(Records)
-------
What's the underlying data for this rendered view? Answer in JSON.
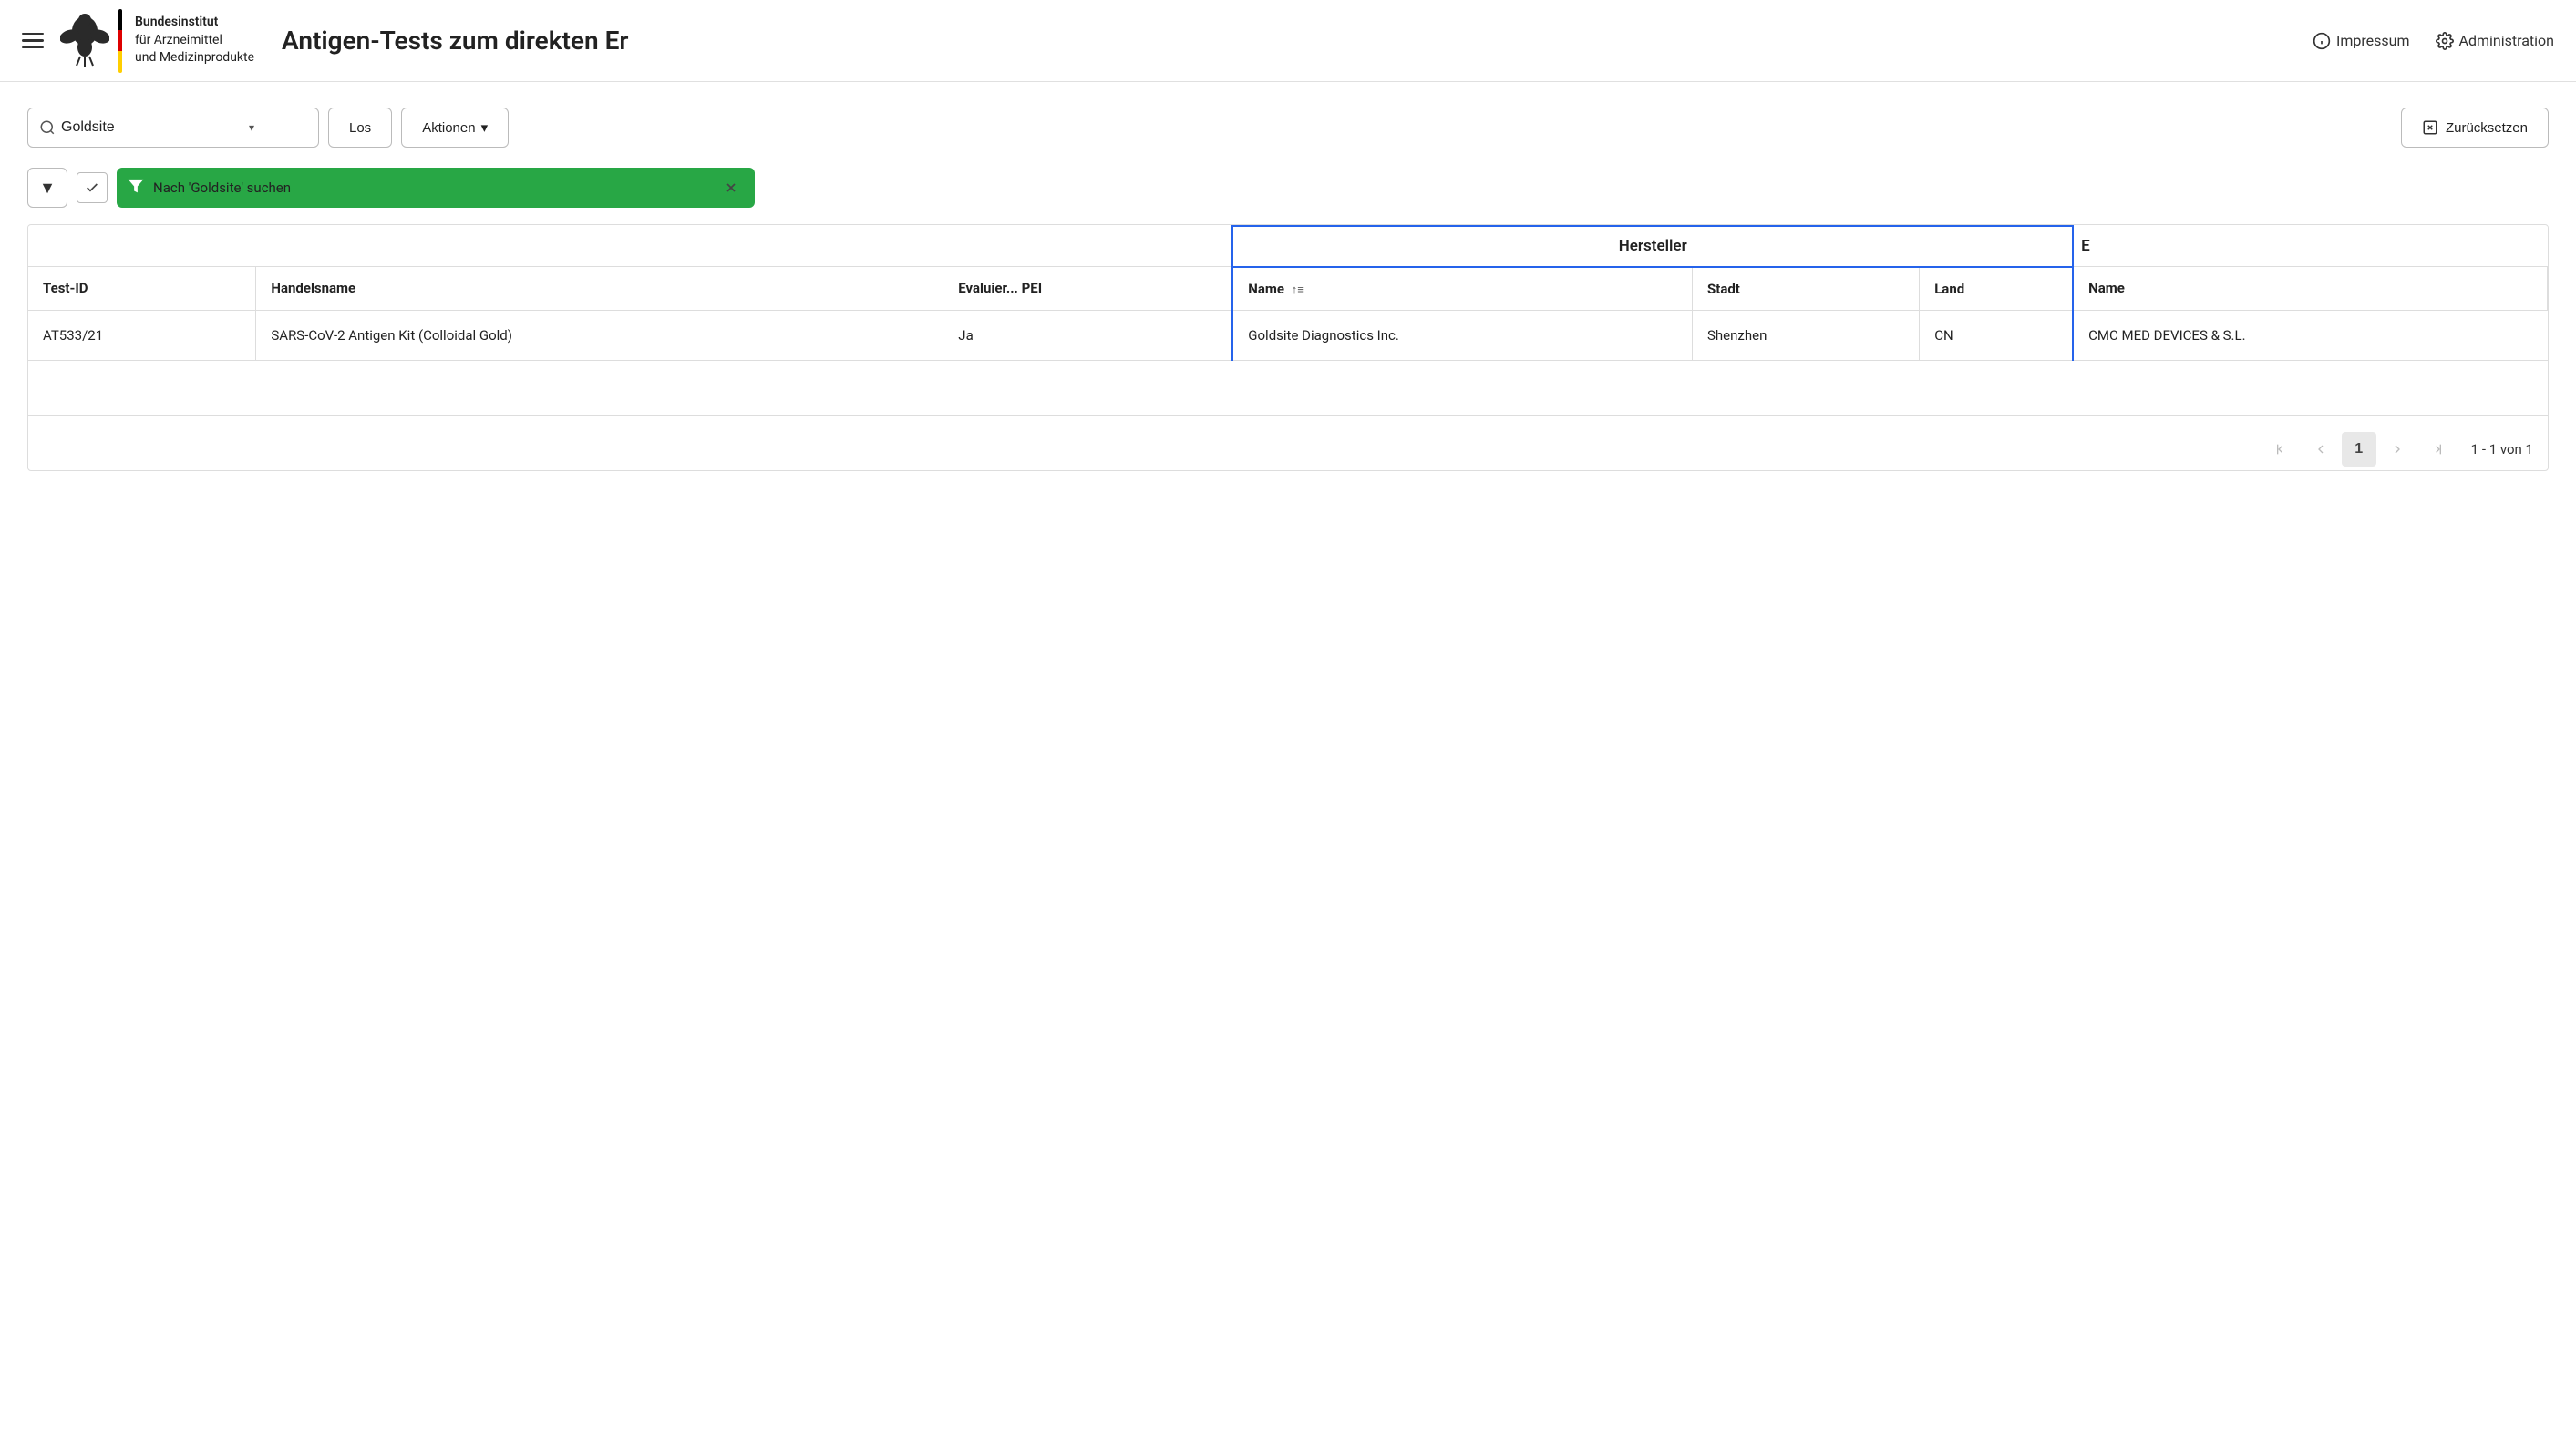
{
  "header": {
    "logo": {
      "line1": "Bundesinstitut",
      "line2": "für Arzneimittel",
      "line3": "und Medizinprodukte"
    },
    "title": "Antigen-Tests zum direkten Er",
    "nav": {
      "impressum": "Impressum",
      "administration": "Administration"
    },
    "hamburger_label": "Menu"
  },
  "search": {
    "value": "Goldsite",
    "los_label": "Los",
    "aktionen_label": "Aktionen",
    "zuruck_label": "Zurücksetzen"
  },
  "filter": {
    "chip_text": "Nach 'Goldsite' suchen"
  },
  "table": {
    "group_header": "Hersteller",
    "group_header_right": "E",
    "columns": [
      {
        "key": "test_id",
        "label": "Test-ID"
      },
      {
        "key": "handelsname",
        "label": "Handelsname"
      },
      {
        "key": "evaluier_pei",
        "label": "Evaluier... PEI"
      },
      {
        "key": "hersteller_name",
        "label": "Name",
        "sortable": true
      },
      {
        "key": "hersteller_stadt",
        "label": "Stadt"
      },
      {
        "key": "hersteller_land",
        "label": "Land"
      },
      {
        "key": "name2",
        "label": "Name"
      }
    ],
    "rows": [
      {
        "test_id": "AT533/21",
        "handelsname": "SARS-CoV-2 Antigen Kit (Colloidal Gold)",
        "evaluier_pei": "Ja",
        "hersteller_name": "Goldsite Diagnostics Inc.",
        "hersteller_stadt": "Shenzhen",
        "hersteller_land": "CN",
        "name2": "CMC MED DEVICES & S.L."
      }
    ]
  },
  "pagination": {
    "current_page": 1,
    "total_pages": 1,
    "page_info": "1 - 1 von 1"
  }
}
-------
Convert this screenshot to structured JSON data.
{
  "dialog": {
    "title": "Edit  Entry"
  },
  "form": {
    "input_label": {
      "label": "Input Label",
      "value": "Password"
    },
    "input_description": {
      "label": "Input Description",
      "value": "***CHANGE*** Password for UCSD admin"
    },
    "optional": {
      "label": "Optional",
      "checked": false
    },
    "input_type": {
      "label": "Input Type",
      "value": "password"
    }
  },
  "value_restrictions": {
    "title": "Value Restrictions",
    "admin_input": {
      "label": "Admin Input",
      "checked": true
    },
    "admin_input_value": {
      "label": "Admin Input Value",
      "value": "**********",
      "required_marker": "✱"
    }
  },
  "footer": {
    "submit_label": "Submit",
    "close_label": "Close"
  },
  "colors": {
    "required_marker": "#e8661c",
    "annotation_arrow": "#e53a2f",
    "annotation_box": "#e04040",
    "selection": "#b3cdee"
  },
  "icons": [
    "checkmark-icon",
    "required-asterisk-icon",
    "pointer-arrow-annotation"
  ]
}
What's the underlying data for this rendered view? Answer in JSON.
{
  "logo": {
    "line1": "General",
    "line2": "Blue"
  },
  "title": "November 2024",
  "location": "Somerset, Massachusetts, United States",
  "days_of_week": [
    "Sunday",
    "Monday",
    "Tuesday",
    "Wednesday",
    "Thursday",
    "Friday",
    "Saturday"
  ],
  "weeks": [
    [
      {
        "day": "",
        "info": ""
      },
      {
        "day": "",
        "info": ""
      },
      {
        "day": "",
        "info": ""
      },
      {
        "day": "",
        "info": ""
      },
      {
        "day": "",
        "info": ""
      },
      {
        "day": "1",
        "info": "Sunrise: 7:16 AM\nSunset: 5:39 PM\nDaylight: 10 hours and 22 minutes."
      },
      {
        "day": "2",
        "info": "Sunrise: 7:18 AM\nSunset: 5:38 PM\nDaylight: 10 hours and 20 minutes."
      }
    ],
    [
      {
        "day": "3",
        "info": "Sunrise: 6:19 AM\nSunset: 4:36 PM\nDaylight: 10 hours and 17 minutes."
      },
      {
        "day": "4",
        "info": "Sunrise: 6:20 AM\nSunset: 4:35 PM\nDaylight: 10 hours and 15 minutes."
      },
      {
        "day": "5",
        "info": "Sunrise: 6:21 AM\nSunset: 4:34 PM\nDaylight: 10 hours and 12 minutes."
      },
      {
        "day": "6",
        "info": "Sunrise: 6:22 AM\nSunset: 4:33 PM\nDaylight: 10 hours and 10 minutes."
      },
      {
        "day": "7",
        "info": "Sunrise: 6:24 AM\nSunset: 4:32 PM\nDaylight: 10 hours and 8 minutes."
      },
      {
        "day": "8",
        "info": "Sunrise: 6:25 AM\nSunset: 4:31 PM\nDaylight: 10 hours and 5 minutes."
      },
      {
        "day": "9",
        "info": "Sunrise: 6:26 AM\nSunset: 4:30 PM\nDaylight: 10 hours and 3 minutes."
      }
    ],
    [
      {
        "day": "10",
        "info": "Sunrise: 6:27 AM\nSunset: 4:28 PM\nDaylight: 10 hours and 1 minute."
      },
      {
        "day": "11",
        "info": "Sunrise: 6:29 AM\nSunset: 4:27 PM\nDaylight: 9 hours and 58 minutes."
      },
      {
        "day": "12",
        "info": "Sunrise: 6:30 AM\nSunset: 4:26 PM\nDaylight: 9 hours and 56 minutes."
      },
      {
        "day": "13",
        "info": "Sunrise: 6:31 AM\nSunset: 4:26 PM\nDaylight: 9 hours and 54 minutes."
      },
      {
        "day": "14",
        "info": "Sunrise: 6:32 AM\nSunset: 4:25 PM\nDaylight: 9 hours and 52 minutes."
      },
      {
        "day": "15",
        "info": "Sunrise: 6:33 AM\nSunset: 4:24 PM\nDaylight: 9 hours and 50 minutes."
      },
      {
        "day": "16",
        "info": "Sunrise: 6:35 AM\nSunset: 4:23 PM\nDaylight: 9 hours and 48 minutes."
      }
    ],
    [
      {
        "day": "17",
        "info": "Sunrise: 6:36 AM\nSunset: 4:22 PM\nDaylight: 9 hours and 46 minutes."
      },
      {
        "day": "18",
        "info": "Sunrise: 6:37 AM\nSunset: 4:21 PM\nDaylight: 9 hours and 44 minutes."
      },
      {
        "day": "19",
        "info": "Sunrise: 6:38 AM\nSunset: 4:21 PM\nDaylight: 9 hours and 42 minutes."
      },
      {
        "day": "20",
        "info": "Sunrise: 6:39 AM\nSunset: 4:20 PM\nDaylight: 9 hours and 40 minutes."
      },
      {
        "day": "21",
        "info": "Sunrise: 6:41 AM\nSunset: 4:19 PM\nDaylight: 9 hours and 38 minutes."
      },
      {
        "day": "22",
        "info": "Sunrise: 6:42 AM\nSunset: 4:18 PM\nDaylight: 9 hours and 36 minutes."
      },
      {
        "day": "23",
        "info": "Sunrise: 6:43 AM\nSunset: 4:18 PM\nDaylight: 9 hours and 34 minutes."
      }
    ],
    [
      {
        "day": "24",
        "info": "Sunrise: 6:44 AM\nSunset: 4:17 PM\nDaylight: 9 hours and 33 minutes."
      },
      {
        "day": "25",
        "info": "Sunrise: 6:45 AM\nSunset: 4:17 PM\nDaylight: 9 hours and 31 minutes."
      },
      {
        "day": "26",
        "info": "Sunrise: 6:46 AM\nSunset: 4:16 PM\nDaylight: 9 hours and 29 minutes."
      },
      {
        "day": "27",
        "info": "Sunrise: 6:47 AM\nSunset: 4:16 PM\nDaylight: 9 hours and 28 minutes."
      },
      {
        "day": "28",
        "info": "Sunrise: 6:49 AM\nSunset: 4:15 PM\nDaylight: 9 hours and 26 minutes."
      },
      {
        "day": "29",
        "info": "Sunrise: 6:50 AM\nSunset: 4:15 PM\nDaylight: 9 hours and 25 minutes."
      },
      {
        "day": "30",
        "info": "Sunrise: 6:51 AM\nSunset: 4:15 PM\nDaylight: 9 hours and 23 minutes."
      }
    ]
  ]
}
-------
Gather up, from the records above, each line where the word "Antigen" appears.

    "title": "Antigen-Tests zum direkten Er",
        "handelsname": "SARS-CoV-2 Antigen Kit (Colloidal Gold)",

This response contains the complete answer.